→ Exercise requirements
Filter the entries and keep only the lines where the string "открытых" appears.

→ Material for this exercise
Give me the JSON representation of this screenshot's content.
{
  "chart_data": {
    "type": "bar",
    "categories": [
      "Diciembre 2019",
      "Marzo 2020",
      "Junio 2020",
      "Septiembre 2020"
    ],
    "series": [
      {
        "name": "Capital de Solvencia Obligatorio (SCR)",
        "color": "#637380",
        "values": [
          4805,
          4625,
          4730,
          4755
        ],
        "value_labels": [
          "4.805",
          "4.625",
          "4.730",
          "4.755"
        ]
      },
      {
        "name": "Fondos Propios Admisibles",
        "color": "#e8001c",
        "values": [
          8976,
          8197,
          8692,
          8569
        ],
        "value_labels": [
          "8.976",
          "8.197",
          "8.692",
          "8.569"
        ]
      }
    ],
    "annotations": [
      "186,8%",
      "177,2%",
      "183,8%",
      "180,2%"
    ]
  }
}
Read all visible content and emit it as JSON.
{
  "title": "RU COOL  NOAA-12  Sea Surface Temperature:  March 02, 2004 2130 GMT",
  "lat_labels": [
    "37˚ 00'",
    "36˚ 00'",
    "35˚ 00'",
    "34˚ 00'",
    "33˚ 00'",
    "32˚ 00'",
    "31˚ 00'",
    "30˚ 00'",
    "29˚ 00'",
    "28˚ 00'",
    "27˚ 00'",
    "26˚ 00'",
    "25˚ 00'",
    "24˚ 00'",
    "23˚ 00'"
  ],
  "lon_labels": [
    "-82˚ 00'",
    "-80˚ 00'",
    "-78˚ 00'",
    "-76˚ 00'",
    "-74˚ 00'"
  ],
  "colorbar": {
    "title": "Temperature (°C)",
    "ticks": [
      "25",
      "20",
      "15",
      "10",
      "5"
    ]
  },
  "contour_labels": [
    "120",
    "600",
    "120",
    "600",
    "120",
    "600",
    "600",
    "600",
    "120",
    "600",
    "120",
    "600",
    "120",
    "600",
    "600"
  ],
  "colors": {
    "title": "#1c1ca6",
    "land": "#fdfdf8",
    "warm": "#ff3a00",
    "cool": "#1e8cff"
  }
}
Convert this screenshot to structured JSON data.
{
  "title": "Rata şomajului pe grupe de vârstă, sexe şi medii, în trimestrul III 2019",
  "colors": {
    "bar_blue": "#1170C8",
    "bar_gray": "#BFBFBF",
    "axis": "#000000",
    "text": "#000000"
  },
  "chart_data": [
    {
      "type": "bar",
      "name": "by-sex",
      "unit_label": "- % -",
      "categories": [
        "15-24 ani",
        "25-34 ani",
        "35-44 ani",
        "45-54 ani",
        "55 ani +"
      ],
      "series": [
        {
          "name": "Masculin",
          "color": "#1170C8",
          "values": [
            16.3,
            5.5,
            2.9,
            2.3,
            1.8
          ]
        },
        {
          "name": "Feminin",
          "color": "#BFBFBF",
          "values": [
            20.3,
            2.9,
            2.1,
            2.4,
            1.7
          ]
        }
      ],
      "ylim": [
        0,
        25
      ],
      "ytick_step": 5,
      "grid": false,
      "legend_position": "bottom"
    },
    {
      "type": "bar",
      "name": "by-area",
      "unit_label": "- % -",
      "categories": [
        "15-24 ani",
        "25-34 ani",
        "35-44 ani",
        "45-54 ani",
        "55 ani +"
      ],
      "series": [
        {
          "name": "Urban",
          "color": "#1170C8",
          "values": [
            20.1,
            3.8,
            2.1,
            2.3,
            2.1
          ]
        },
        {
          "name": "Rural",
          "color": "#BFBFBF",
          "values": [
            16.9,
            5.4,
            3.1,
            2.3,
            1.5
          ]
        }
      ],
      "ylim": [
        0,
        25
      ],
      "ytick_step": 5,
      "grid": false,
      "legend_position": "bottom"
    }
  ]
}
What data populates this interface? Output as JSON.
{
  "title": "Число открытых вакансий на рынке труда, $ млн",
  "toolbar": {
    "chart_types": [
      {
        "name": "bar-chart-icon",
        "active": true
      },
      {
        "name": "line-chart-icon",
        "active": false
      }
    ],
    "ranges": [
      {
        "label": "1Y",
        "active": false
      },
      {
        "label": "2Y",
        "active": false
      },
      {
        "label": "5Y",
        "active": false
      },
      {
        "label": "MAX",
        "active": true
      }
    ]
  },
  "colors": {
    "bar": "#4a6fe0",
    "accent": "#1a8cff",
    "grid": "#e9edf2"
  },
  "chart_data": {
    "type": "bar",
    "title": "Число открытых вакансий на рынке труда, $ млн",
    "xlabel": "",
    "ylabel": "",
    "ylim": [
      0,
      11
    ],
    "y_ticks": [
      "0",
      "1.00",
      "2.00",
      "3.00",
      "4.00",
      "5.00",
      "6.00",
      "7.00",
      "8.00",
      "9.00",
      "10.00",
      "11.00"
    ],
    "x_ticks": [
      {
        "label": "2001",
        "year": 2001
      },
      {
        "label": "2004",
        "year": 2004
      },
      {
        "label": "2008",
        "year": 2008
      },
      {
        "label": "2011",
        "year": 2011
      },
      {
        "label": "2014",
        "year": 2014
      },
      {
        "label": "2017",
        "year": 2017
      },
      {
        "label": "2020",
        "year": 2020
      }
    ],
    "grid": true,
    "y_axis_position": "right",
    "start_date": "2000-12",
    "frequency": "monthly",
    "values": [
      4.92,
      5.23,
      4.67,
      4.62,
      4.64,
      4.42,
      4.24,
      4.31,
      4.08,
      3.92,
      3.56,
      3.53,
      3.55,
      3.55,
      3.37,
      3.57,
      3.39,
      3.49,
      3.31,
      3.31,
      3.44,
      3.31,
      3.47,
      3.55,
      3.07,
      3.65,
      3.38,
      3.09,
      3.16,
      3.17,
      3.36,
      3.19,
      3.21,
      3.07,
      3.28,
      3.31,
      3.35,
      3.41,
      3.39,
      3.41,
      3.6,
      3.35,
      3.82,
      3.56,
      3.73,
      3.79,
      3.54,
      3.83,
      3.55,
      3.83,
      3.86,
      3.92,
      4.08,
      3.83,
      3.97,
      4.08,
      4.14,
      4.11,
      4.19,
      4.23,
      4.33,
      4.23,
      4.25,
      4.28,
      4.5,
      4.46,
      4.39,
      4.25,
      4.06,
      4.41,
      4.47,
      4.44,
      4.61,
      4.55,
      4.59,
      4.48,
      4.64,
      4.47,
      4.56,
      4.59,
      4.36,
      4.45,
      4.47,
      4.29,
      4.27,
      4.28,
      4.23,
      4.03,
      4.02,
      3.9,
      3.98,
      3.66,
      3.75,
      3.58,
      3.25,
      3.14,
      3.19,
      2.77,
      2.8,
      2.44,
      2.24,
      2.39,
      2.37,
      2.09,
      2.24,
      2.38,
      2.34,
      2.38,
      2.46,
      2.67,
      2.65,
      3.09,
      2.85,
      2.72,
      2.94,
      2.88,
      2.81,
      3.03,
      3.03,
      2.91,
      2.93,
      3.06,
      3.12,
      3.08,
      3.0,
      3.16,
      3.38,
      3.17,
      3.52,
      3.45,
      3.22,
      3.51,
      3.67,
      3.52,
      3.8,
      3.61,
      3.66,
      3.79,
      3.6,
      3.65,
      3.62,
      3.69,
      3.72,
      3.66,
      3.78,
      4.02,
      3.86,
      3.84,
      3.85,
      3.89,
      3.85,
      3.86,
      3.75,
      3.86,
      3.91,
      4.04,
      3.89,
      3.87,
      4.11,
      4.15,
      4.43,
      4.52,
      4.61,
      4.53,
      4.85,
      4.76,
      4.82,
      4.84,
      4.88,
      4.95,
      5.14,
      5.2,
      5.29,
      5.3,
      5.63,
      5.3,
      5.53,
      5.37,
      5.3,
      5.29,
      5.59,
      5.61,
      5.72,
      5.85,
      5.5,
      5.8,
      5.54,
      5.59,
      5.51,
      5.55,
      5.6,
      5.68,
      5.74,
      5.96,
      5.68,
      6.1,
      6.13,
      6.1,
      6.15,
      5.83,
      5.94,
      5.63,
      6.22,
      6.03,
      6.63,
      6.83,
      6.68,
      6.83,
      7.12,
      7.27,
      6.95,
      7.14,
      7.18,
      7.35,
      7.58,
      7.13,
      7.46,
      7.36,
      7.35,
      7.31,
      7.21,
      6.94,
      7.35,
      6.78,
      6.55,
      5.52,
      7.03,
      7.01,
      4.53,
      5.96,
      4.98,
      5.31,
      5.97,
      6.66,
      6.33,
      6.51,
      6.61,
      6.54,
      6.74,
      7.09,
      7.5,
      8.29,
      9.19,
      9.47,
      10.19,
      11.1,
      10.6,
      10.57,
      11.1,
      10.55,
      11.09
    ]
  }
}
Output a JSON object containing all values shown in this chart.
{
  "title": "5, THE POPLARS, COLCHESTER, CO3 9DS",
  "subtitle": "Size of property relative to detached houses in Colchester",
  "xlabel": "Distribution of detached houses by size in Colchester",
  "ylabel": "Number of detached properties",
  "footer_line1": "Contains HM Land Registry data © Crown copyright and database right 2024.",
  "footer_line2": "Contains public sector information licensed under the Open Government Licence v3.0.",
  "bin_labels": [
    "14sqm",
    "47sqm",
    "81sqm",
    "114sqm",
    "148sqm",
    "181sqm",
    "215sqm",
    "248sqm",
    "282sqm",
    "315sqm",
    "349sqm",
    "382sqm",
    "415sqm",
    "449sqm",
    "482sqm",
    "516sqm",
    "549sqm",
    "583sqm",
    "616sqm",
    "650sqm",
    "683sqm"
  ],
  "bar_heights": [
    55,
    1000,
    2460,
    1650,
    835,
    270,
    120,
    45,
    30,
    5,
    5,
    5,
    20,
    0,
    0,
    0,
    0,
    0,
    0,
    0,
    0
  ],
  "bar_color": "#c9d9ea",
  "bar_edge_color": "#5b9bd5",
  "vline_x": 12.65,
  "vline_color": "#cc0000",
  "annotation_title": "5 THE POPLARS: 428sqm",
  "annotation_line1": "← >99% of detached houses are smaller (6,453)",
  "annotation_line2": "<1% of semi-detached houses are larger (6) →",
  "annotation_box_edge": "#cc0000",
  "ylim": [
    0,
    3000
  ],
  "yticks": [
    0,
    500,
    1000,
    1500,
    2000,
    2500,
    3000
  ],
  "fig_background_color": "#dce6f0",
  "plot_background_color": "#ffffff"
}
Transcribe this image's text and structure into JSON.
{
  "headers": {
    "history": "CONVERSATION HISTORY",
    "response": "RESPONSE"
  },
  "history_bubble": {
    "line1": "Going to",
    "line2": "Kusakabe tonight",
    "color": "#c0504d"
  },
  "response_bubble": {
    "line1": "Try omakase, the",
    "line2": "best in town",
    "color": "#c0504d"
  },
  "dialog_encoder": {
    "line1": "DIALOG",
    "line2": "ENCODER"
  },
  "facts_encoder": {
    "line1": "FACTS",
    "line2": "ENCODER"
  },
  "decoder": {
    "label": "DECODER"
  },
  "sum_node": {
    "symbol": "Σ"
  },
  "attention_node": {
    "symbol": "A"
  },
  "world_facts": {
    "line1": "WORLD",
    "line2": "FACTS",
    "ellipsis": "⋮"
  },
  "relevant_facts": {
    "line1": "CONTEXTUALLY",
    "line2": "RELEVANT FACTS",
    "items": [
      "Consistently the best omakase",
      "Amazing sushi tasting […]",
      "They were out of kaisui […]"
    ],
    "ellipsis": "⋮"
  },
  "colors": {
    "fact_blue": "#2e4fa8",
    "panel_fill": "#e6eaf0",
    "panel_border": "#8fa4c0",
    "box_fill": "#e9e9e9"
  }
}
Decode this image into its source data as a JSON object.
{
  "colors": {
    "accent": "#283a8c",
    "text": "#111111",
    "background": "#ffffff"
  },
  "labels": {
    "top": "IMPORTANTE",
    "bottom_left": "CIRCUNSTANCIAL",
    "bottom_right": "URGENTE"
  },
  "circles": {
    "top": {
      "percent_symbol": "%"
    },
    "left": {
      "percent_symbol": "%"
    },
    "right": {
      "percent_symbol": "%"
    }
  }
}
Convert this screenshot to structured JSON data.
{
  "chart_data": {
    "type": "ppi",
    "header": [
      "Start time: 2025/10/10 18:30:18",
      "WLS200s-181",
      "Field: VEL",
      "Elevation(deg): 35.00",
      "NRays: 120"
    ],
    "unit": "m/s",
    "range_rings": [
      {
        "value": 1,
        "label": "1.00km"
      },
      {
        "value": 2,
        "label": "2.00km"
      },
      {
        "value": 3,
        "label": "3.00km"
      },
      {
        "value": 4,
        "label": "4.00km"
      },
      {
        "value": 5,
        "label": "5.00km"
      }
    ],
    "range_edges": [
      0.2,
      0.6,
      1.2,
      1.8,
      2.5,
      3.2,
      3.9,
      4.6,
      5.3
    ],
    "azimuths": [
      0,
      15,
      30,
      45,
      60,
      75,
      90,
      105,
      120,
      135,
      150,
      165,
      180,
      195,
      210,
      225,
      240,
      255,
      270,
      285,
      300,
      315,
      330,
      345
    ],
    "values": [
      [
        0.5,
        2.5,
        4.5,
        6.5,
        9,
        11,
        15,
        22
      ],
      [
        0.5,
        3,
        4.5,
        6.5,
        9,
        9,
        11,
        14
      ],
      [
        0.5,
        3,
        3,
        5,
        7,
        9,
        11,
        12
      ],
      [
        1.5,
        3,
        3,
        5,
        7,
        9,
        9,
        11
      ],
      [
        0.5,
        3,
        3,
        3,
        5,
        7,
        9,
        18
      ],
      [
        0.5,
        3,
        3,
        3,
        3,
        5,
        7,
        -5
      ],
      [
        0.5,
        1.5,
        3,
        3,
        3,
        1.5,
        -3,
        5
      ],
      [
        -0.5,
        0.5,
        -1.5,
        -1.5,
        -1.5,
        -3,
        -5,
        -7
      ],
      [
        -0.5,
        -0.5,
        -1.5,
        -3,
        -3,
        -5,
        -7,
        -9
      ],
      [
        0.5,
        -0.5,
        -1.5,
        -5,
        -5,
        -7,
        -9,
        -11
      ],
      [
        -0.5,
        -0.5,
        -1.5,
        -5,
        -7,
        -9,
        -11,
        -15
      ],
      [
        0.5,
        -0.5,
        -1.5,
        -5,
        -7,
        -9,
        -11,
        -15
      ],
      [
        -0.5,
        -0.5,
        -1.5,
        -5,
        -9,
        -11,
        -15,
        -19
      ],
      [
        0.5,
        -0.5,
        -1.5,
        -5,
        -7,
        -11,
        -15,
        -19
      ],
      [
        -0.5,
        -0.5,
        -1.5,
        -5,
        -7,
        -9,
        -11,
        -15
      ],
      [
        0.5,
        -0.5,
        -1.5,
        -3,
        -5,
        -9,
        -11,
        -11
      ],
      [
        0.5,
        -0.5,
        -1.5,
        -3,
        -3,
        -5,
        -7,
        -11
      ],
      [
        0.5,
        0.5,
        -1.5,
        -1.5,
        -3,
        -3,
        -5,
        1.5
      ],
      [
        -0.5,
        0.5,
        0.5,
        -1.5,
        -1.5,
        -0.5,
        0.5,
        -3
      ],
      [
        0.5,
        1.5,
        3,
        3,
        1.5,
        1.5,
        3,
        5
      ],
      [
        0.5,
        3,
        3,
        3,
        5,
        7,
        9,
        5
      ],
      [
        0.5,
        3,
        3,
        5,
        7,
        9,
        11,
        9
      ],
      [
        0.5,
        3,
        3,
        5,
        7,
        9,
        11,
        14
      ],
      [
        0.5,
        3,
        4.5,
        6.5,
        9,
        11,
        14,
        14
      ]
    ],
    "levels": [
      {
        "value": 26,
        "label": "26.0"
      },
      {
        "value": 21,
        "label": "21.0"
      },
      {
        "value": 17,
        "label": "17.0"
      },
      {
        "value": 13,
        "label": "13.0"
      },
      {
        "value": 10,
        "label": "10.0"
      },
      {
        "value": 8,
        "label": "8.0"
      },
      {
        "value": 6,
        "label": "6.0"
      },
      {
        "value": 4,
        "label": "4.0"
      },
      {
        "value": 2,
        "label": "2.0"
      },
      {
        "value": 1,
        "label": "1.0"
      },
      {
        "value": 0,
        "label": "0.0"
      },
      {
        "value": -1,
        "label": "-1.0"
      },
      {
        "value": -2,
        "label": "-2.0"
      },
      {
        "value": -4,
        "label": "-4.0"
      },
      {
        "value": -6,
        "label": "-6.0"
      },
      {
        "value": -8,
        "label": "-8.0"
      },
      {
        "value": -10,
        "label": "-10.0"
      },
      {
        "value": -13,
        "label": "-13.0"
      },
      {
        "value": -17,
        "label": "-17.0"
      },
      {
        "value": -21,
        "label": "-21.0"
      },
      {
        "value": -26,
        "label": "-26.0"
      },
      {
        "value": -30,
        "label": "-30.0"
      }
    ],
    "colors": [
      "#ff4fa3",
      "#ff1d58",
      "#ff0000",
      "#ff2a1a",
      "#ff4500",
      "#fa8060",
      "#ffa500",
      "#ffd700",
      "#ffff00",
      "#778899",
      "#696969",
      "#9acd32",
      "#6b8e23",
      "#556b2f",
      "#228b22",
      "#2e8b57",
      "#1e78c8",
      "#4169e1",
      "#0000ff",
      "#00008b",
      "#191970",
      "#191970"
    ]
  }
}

→ Response to this task
  "title": "Число открытых вакансий на рынке труда, $ млн",
    "title": "Число открытых вакансий на рынке труда, $ млн",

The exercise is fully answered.